## GIVEN EXERCISE
All of the data must be printed exactly; please include every line.

Collected data
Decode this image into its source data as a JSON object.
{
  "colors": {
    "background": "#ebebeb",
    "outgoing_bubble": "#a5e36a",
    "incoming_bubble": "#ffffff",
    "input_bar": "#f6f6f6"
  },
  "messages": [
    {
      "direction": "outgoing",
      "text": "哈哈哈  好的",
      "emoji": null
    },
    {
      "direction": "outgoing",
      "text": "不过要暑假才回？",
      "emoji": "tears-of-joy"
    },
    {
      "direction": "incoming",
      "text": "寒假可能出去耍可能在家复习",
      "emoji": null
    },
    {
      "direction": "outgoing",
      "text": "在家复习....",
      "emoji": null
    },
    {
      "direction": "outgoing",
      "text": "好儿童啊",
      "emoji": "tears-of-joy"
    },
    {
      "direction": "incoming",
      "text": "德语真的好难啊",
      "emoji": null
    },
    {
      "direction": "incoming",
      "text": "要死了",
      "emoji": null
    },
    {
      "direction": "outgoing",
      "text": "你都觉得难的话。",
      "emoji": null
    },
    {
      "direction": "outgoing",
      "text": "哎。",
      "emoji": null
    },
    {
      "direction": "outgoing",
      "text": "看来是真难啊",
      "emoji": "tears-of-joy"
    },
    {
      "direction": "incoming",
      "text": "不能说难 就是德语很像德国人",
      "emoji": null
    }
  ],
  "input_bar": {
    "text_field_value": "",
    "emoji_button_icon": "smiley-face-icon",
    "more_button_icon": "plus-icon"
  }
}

## RESPONSE TO THIS TASK
Decode this image into its source data as a JSON object.
{
  "colors": {
    "background": "#ebebeb",
    "outgoing_bubble": "#a5e36a",
    "incoming_bubble": "#ffffff",
    "input_bar": "#f6f6f6"
  },
  "messages": [
    {
      "direction": "outgoing",
      "text": "哈哈哈  好的",
      "emoji": null
    },
    {
      "direction": "outgoing",
      "text": "不过要暑假才回？",
      "emoji": "tears-of-joy"
    },
    {
      "direction": "incoming",
      "text": "寒假可能出去耍可能在家复习",
      "emoji": null
    },
    {
      "direction": "outgoing",
      "text": "在家复习....",
      "emoji": null
    },
    {
      "direction": "outgoing",
      "text": "好儿童啊",
      "emoji": "tears-of-joy"
    },
    {
      "direction": "incoming",
      "text": "德语真的好难啊",
      "emoji": null
    },
    {
      "direction": "incoming",
      "text": "要死了",
      "emoji": null
    },
    {
      "direction": "outgoing",
      "text": "你都觉得难的话。",
      "emoji": null
    },
    {
      "direction": "outgoing",
      "text": "哎。",
      "emoji": null
    },
    {
      "direction": "outgoing",
      "text": "看来是真难啊",
      "emoji": "tears-of-joy"
    },
    {
      "direction": "incoming",
      "text": "不能说难 就是德语很像德国人",
      "emoji": null
    }
  ],
  "input_bar": {
    "text_field_value": "",
    "emoji_button_icon": "smiley-face-icon",
    "more_button_icon": "plus-icon"
  }
}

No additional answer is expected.